Give only the number of lines that contain the word "data".

** start RECORDS SUPPLIED **

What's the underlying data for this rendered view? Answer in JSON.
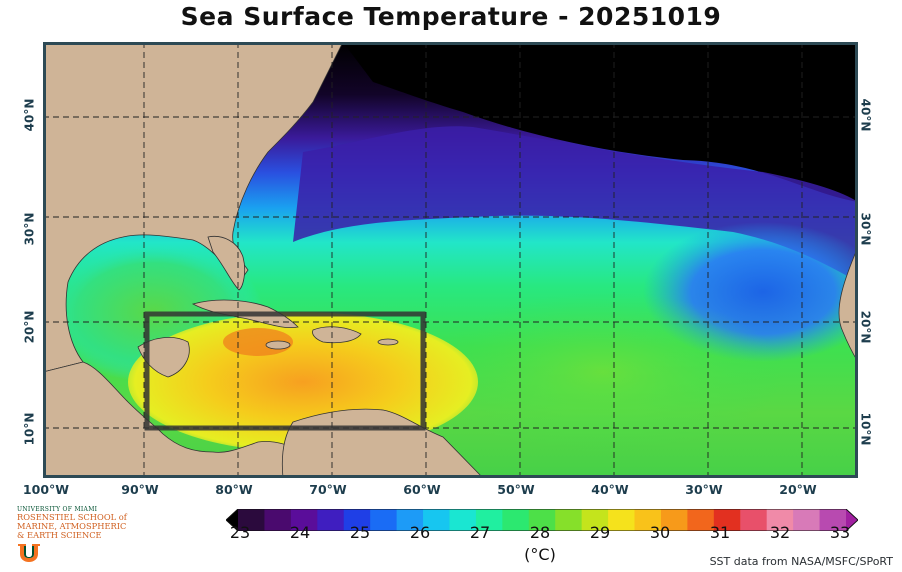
{
  "title": "Sea Surface Temperature - 20251019",
  "latitude_labels": [
    "40°N",
    "30°N",
    "20°N",
    "10°N"
  ],
  "longitude_labels": [
    "100°W",
    "90°W",
    "80°W",
    "70°W",
    "60°W",
    "50°W",
    "40°W",
    "30°W",
    "20°W"
  ],
  "colorbar": {
    "ticks": [
      "23",
      "24",
      "25",
      "26",
      "27",
      "28",
      "29",
      "30",
      "31",
      "32",
      "33"
    ],
    "unit": "(°C)",
    "colors": [
      "#2b0a3d",
      "#4a0a6e",
      "#5a0d9a",
      "#3f1ec0",
      "#1f3fe6",
      "#1a6cf5",
      "#1d9bf7",
      "#17c6f0",
      "#1ae6d2",
      "#20efa0",
      "#2ce870",
      "#4de048",
      "#86e02a",
      "#c4e41c",
      "#f5e21c",
      "#f9c21a",
      "#f79a1a",
      "#f2661c",
      "#e23020",
      "#e8506a",
      "#f08aa8",
      "#d87ab8",
      "#b84ab0"
    ],
    "under_color": "#000000",
    "over_color": "#a020a0"
  },
  "highlight_box": {
    "west_lon": "90°W",
    "east_lon": "60°W",
    "south_lat": "10°N",
    "north_lat": "22°N"
  },
  "colors": {
    "land": "#cfb497",
    "cold_water": "#000000",
    "frame": "#2d4a55",
    "grid": "#333333"
  },
  "credit": "SST data from NASA/MSFC/SPoRT",
  "logo": {
    "line1": "UNIVERSITY OF MIAMI",
    "line2": "ROSENSTIEL SCHOOL of",
    "line3": "MARINE, ATMOSPHERIC",
    "line4": "& EARTH SCIENCE"
  }
}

** end RECORDS SUPPLIED **

> **EXERCISE OUTPUT**
2